# Where would you.......



## TDG (May 26, 2009)

...... put a 25 litre tin of paint on the way home from B & Q?
Methinks these guys wished they had put it in the boot


----------



## Jiggles (Apr 17, 2007)

I wondered, did the tin explode and then they crashed, or the other way around ;-)

John


----------



## Jiggles (Apr 17, 2007)

Just had an email about it. Apparently an RTA caused the paint explosion.

"The ambulance driver wouldn't let the female paramedic out of the ambulance because she couldn't stop laughing - he said it wasn't professional.

He treated the sad looking driver…
apparently, he was overcome with emulsion."

John


----------



## DTPCHEMICALS (Jul 24, 2006)

In one photo there is a bucket of paint on th epavement.
In the other a bucket in the front seat.

Maybe they had a contract. :lol: 


Dave p


----------



## rogerblack (May 1, 2005)

And everyone said how petty this was at the time:

http://www.dailymail.co.uk/news/article-383401/Pensioner-kicked-bus--carrying-paint.html

:roll:


----------



## KeithChesterfield (Mar 12, 2010)

rogerblack - http://www.dailymail.co.uk/news/article-383401/Pensioner-kicked-bus--carrying-paint.html

These people were ejected from different buses throughout the Uk for the same offence as your Pensioner.

PS - It's the first collage I've managed to put together!


----------



## rayrecrok (Nov 21, 2008)

Hi.

My mate is amazing. He's just had a terrible accident in which he lost both legs and damaged his voicebox, but does he make a song and dance about it? NO :lol: :lol: :lol:


----------



## IanA (Oct 30, 2010)

I've seen this at accidents I've attended - the car stops, the paint in the container is still moving at the speed of the vehicle, it moves to side of the container, then forces the lid off and spreads all over the vehicle - very messy.


----------



## Penquin (Oct 15, 2007)

IanA said:


> I've seen this at accidents I've attended - the car stops, the paint in the container is still moving at the speed of the vehicle, it moves to side of the container, then forces the lid off and spreads all over the vehicle - very messy.


Me too, the saddest one was where the dog had been painted an interesting yellow colour ................

the two kids looked like they had severe jaundice and the father (driving) looked very embarrassed at the state of his virtually new car (it belonged to his company and he was not suppose to be using it for such things as transporting the family......)

I am sure the insurance claim would have made great reading.......

Dave


----------

:: Region annotation records ::
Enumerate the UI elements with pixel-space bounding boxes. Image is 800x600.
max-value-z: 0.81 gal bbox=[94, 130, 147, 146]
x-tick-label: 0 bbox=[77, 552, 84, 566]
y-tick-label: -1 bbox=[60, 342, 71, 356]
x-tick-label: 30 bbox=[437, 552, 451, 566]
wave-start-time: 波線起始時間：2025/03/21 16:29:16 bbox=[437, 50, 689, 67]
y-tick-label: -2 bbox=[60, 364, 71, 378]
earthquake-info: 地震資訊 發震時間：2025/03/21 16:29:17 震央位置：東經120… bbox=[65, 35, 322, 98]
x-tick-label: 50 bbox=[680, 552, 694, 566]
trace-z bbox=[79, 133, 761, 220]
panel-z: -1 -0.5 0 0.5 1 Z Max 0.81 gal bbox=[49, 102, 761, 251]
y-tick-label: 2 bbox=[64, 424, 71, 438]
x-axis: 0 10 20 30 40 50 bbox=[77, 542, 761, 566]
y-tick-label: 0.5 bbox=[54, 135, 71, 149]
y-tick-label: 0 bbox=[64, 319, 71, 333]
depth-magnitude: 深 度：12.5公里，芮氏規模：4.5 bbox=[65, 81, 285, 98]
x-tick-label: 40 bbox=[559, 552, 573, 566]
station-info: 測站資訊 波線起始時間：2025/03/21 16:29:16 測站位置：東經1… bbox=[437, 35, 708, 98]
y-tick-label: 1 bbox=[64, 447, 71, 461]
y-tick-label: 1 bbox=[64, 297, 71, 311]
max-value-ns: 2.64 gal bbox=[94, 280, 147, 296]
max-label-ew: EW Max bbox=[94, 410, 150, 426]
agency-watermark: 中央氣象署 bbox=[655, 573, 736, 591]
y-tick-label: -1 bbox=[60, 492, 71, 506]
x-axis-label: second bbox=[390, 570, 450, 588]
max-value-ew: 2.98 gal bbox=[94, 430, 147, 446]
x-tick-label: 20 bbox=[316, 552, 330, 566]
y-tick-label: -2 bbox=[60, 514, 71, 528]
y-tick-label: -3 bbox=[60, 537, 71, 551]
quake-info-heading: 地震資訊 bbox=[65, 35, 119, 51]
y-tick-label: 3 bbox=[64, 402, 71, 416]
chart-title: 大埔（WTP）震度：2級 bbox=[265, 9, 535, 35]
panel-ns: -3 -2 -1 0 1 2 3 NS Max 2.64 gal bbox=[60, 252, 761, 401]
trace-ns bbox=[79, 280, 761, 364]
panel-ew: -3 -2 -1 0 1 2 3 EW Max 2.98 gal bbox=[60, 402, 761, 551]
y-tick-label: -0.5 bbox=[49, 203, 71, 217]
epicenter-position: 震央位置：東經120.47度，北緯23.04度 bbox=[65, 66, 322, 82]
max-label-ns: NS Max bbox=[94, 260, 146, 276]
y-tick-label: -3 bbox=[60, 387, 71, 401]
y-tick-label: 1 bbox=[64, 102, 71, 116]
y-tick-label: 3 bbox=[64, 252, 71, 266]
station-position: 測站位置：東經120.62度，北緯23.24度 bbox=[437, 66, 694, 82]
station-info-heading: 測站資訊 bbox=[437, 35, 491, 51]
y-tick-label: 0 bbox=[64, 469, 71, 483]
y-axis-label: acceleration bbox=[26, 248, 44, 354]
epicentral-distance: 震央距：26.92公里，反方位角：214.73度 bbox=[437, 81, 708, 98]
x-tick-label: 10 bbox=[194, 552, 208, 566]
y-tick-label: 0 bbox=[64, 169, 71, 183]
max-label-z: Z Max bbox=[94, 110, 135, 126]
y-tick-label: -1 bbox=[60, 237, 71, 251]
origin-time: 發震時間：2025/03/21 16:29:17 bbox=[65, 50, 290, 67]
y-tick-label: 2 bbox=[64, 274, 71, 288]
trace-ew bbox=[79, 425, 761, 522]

:: EXERCISE TASK ::
In the forum thread about the paint tin, where does DTPCHEMICALS say the bucket is in the other photo? Please answer briefly. You won't need the listing for this.

:: EXERCISE RESPONSE ::
In the front seat.